◆ Task statement ◆
Below is a block of records; reproduce all of them exactly and leave out any pictures.
========================================
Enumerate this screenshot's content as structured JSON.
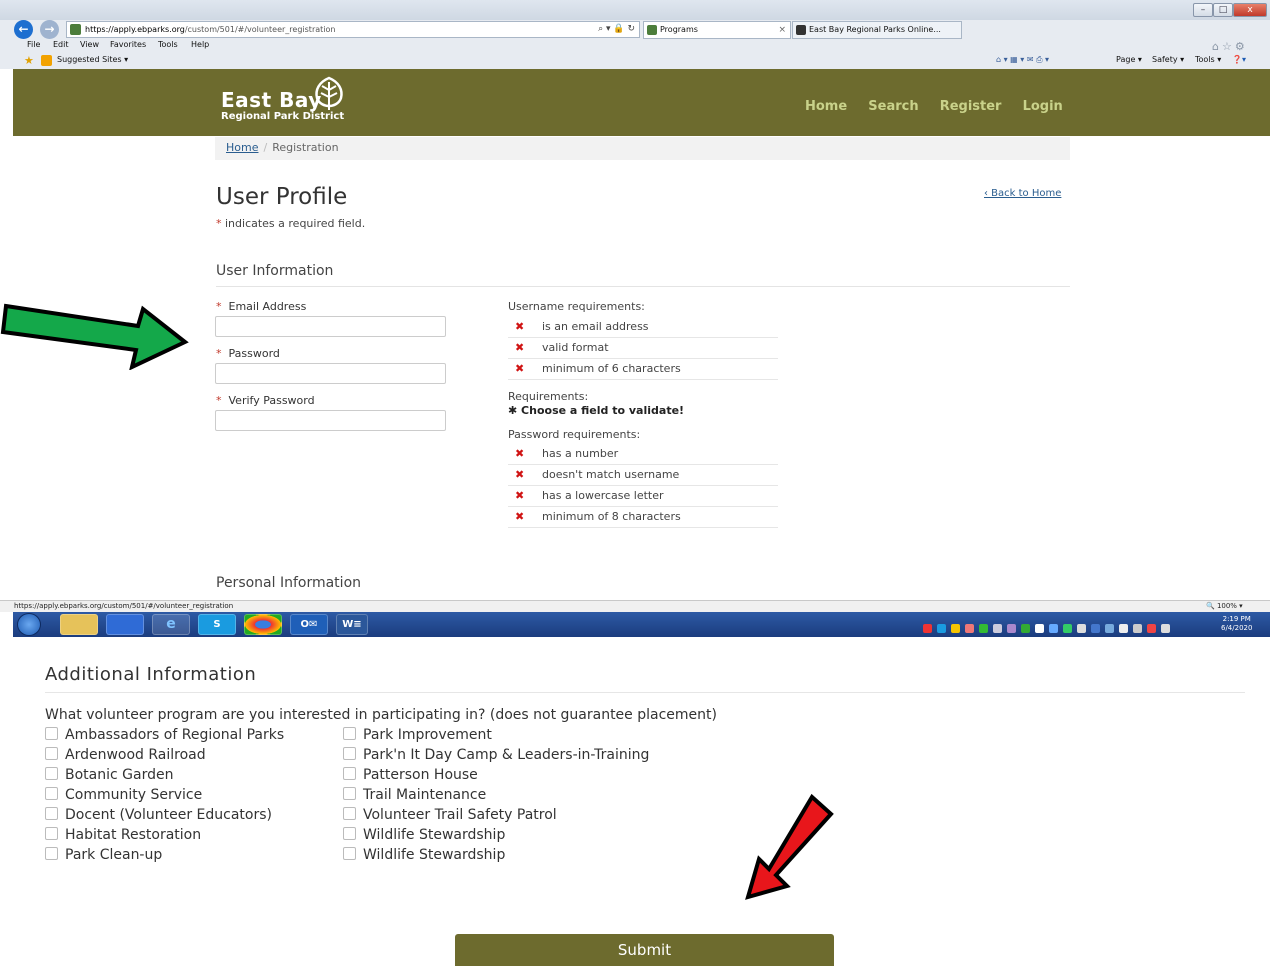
{
  "browser": {
    "address_url": "https://apply.ebparks.org/custom/501/#/volunteer_registration",
    "address_host": "https://apply.ebparks.org",
    "address_path": "/custom/501/#/volunteer_registration",
    "address_tools": "⌕ ▾ 🔒 ↻",
    "tabs": [
      {
        "label": "Programs",
        "close": "×"
      },
      {
        "label": "East Bay Regional Parks Online..."
      }
    ],
    "menu": [
      "File",
      "Edit",
      "View",
      "Favorites",
      "Tools",
      "Help"
    ],
    "suggested_sites": "Suggested Sites ▾",
    "command_bar": [
      "Page ▾",
      "Safety ▾",
      "Tools ▾"
    ],
    "window_buttons": [
      "–",
      "□",
      "x"
    ],
    "status_url": "https://apply.ebparks.org/custom/501/#/volunteer_registration",
    "zoom": "🔍 100%  ▾",
    "clock_time": "2:19 PM",
    "clock_date": "6/4/2020",
    "taskbar_apps": [
      "",
      "",
      "",
      "e",
      "S",
      "",
      "O✉",
      "W≡"
    ]
  },
  "site": {
    "logo_title": "East Bay",
    "logo_subtitle": "Regional Park District",
    "nav": [
      "Home",
      "Search",
      "Register",
      "Login"
    ]
  },
  "breadcrumb": {
    "home": "Home",
    "sep": "/",
    "current": "Registration"
  },
  "page": {
    "title": "User Profile",
    "back_link": "‹ Back to Home",
    "required_star": "*",
    "required_note": " indicates a required field."
  },
  "user_info": {
    "heading": "User Information",
    "fields": [
      {
        "label": "Email Address",
        "value": ""
      },
      {
        "label": "Password",
        "value": ""
      },
      {
        "label": "Verify Password",
        "value": ""
      }
    ],
    "username_heading": "Username requirements:",
    "username_reqs": [
      "is an email address",
      "valid format",
      "minimum of 6 characters"
    ],
    "requirements_heading": "Requirements:",
    "choose_text": "✱  Choose a field to validate!",
    "password_heading": "Password requirements:",
    "password_reqs": [
      "has a number",
      "doesn't match username",
      "has a lowercase letter",
      "minimum of 8 characters"
    ],
    "fail_mark": "✖"
  },
  "personal_info": {
    "heading": "Personal Information"
  },
  "additional_info": {
    "heading": "Additional Information",
    "question": "What volunteer program are you interested in participating in? (does not guarantee placement)",
    "programs_left": [
      "Ambassadors of Regional Parks",
      "Ardenwood Railroad",
      "Botanic Garden",
      "Community Service",
      "Docent (Volunteer Educators)",
      "Habitat Restoration",
      "Park Clean-up"
    ],
    "programs_right": [
      "Park Improvement",
      "Park'n It Day Camp & Leaders-in-Training",
      "Patterson House",
      "Trail Maintenance",
      "Volunteer Trail Safety Patrol",
      "Wildlife Stewardship",
      "Wildlife Stewardship"
    ],
    "submit_label": "Submit"
  },
  "colors": {
    "brand_olive": "#6d6b2e",
    "nav_text": "#c9d28a",
    "error_red": "#d01414",
    "green_arrow": "#14a84a",
    "red_arrow": "#e8161b"
  }
}
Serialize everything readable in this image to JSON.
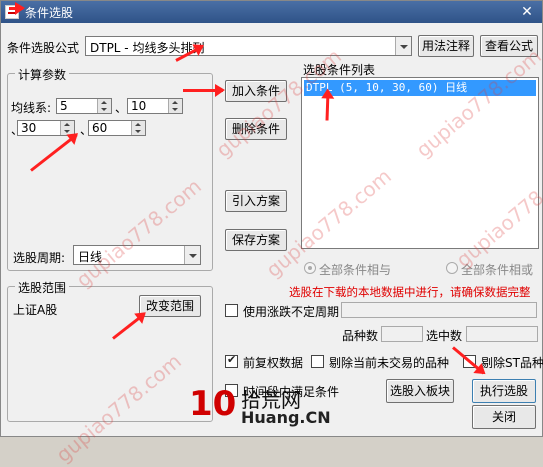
{
  "window": {
    "title": "条件选股"
  },
  "formula": {
    "label": "条件选股公式",
    "value": "DTPL   - 均线多头排列"
  },
  "buttons": {
    "usage": "用法注释",
    "view_formula": "查看公式",
    "add_condition": "加入条件",
    "delete_condition": "删除条件",
    "import_plan": "引入方案",
    "save_plan": "保存方案",
    "change_range": "改变范围",
    "select_to_block": "选股入板块",
    "execute": "执行选股",
    "close": "关闭"
  },
  "params": {
    "group_title": "计算参数",
    "ma_label": "均线系:",
    "separator": "、",
    "p1": "5",
    "p2": "10",
    "p3": "30",
    "p4": "60",
    "period_label": "选股周期:",
    "period_value": "日线"
  },
  "conditions": {
    "title": "选股条件列表",
    "items": [
      "DTPL (5, 10, 30, 60) 日线"
    ]
  },
  "logic": {
    "all_and": "全部条件相与",
    "all_or": "全部条件相或"
  },
  "range": {
    "group_title": "选股范围",
    "value": "上证A股"
  },
  "notice": "选股在下载的本地数据中进行，请确保数据完整",
  "options": {
    "limit_unfixed": "使用涨跌不定周期",
    "count_label": "品种数",
    "selected_label": "选中数",
    "fq_data": "前复权数据",
    "exclude_untrading": "剔除当前未交易的品种",
    "exclude_st": "剔除ST品种",
    "time_label": "时间段内满足条件"
  },
  "watermark": {
    "text": "gupiao778.com",
    "logo_num": "10",
    "logo_cn": "拾荒网",
    "logo_dom": "Huang.CN"
  },
  "icons": [
    "app-icon",
    "close-icon",
    "chevron-down-icon",
    "spin-up-icon",
    "spin-down-icon",
    "annotation-arrow"
  ]
}
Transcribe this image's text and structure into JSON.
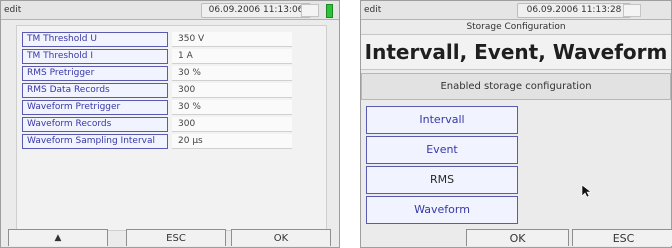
{
  "left": {
    "titlebar": {
      "mode": "edit",
      "datetime": "06.09.2006 11:13:06"
    },
    "settings": [
      {
        "label": "TM Threshold U",
        "value": "350 V"
      },
      {
        "label": "TM Threshold I",
        "value": "1 A"
      },
      {
        "label": "RMS Pretrigger",
        "value": "30 %"
      },
      {
        "label": "RMS Data Records",
        "value": "300"
      },
      {
        "label": "Waveform Pretrigger",
        "value": "30 %"
      },
      {
        "label": "Waveform Records",
        "value": "300"
      },
      {
        "label": "Waveform Sampling Interval",
        "value": "20 µs"
      }
    ],
    "bottom": {
      "up_label": "▲",
      "esc_label": "ESC",
      "ok_label": "OK"
    }
  },
  "right": {
    "titlebar": {
      "mode": "edit",
      "datetime": "06.09.2006 11:13:28"
    },
    "subtitle": "Storage Configuration",
    "title": "Intervall, Event, Waveform",
    "enabled_text": "Enabled storage configuration",
    "options": [
      {
        "label": "Intervall"
      },
      {
        "label": "Event"
      },
      {
        "label": "RMS"
      },
      {
        "label": "Waveform"
      }
    ],
    "bottom": {
      "ok_label": "OK",
      "esc_label": "ESC"
    }
  },
  "colors": {
    "button_text": "#3838a6",
    "button_border": "#5a5ab0",
    "battery": "#2ec23a"
  }
}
========================================
◆ Answer ◆
Enumerate this screenshot's content as structured JSON.
{
  "browser": {
    "address_url": "https://apply.ebparks.org/custom/501/#/volunteer_registration",
    "address_host": "https://apply.ebparks.org",
    "address_path": "/custom/501/#/volunteer_registration",
    "address_tools": "⌕ ▾ 🔒 ↻",
    "tabs": [
      {
        "label": "Programs",
        "close": "×"
      },
      {
        "label": "East Bay Regional Parks Online..."
      }
    ],
    "menu": [
      "File",
      "Edit",
      "View",
      "Favorites",
      "Tools",
      "Help"
    ],
    "suggested_sites": "Suggested Sites ▾",
    "command_bar": [
      "Page ▾",
      "Safety ▾",
      "Tools ▾"
    ],
    "window_buttons": [
      "–",
      "□",
      "x"
    ],
    "status_url": "https://apply.ebparks.org/custom/501/#/volunteer_registration",
    "zoom": "🔍 100%  ▾",
    "clock_time": "2:19 PM",
    "clock_date": "6/4/2020",
    "taskbar_apps": [
      "",
      "",
      "",
      "e",
      "S",
      "",
      "O✉",
      "W≡"
    ]
  },
  "site": {
    "logo_title": "East Bay",
    "logo_subtitle": "Regional Park District",
    "nav": [
      "Home",
      "Search",
      "Register",
      "Login"
    ]
  },
  "breadcrumb": {
    "home": "Home",
    "sep": "/",
    "current": "Registration"
  },
  "page": {
    "title": "User Profile",
    "back_link": "‹ Back to Home",
    "required_star": "*",
    "required_note": " indicates a required field."
  },
  "user_info": {
    "heading": "User Information",
    "fields": [
      {
        "label": "Email Address",
        "value": ""
      },
      {
        "label": "Password",
        "value": ""
      },
      {
        "label": "Verify Password",
        "value": ""
      }
    ],
    "username_heading": "Username requirements:",
    "username_reqs": [
      "is an email address",
      "valid format",
      "minimum of 6 characters"
    ],
    "requirements_heading": "Requirements:",
    "choose_text": "✱  Choose a field to validate!",
    "password_heading": "Password requirements:",
    "password_reqs": [
      "has a number",
      "doesn't match username",
      "has a lowercase letter",
      "minimum of 8 characters"
    ],
    "fail_mark": "✖"
  },
  "personal_info": {
    "heading": "Personal Information"
  },
  "additional_info": {
    "heading": "Additional Information",
    "question": "What volunteer program are you interested in participating in? (does not guarantee placement)",
    "programs_left": [
      "Ambassadors of Regional Parks",
      "Ardenwood Railroad",
      "Botanic Garden",
      "Community Service",
      "Docent (Volunteer Educators)",
      "Habitat Restoration",
      "Park Clean-up"
    ],
    "programs_right": [
      "Park Improvement",
      "Park'n It Day Camp & Leaders-in-Training",
      "Patterson House",
      "Trail Maintenance",
      "Volunteer Trail Safety Patrol",
      "Wildlife Stewardship",
      "Wildlife Stewardship"
    ],
    "submit_label": "Submit"
  },
  "colors": {
    "brand_olive": "#6d6b2e",
    "nav_text": "#c9d28a",
    "error_red": "#d01414",
    "green_arrow": "#14a84a",
    "red_arrow": "#e8161b"
  }
}
Serialize everything readable in this image to JSON.
{
  "window": {
    "title": "条件选股"
  },
  "formula": {
    "label": "条件选股公式",
    "value": "DTPL   - 均线多头排列"
  },
  "buttons": {
    "usage": "用法注释",
    "view_formula": "查看公式",
    "add_condition": "加入条件",
    "delete_condition": "删除条件",
    "import_plan": "引入方案",
    "save_plan": "保存方案",
    "change_range": "改变范围",
    "select_to_block": "选股入板块",
    "execute": "执行选股",
    "close": "关闭"
  },
  "params": {
    "group_title": "计算参数",
    "ma_label": "均线系:",
    "separator": "、",
    "p1": "5",
    "p2": "10",
    "p3": "30",
    "p4": "60",
    "period_label": "选股周期:",
    "period_value": "日线"
  },
  "conditions": {
    "title": "选股条件列表",
    "items": [
      "DTPL (5, 10, 30, 60) 日线"
    ]
  },
  "logic": {
    "all_and": "全部条件相与",
    "all_or": "全部条件相或"
  },
  "range": {
    "group_title": "选股范围",
    "value": "上证A股"
  },
  "notice": "选股在下载的本地数据中进行，请确保数据完整",
  "options": {
    "limit_unfixed": "使用涨跌不定周期",
    "count_label": "品种数",
    "selected_label": "选中数",
    "fq_data": "前复权数据",
    "exclude_untrading": "剔除当前未交易的品种",
    "exclude_st": "剔除ST品种",
    "time_label": "时间段内满足条件"
  },
  "watermark": {
    "text": "gupiao778.com",
    "logo_num": "10",
    "logo_cn": "拾荒网",
    "logo_dom": "Huang.CN"
  },
  "icons": [
    "app-icon",
    "close-icon",
    "chevron-down-icon",
    "spin-up-icon",
    "spin-down-icon",
    "annotation-arrow"
  ]
}
Transcribe this image's text and structure into JSON.
{
  "left": {
    "titlebar": {
      "mode": "edit",
      "datetime": "06.09.2006 11:13:06"
    },
    "settings": [
      {
        "label": "TM Threshold U",
        "value": "350 V"
      },
      {
        "label": "TM Threshold I",
        "value": "1 A"
      },
      {
        "label": "RMS Pretrigger",
        "value": "30 %"
      },
      {
        "label": "RMS Data Records",
        "value": "300"
      },
      {
        "label": "Waveform Pretrigger",
        "value": "30 %"
      },
      {
        "label": "Waveform Records",
        "value": "300"
      },
      {
        "label": "Waveform Sampling Interval",
        "value": "20 µs"
      }
    ],
    "bottom": {
      "up_label": "▲",
      "esc_label": "ESC",
      "ok_label": "OK"
    }
  },
  "right": {
    "titlebar": {
      "mode": "edit",
      "datetime": "06.09.2006 11:13:28"
    },
    "subtitle": "Storage Configuration",
    "title": "Intervall, Event, Waveform",
    "enabled_text": "Enabled storage configuration",
    "options": [
      {
        "label": "Intervall"
      },
      {
        "label": "Event"
      },
      {
        "label": "RMS"
      },
      {
        "label": "Waveform"
      }
    ],
    "bottom": {
      "ok_label": "OK",
      "esc_label": "ESC"
    }
  },
  "colors": {
    "button_text": "#3838a6",
    "button_border": "#5a5ab0",
    "battery": "#2ec23a"
  }
}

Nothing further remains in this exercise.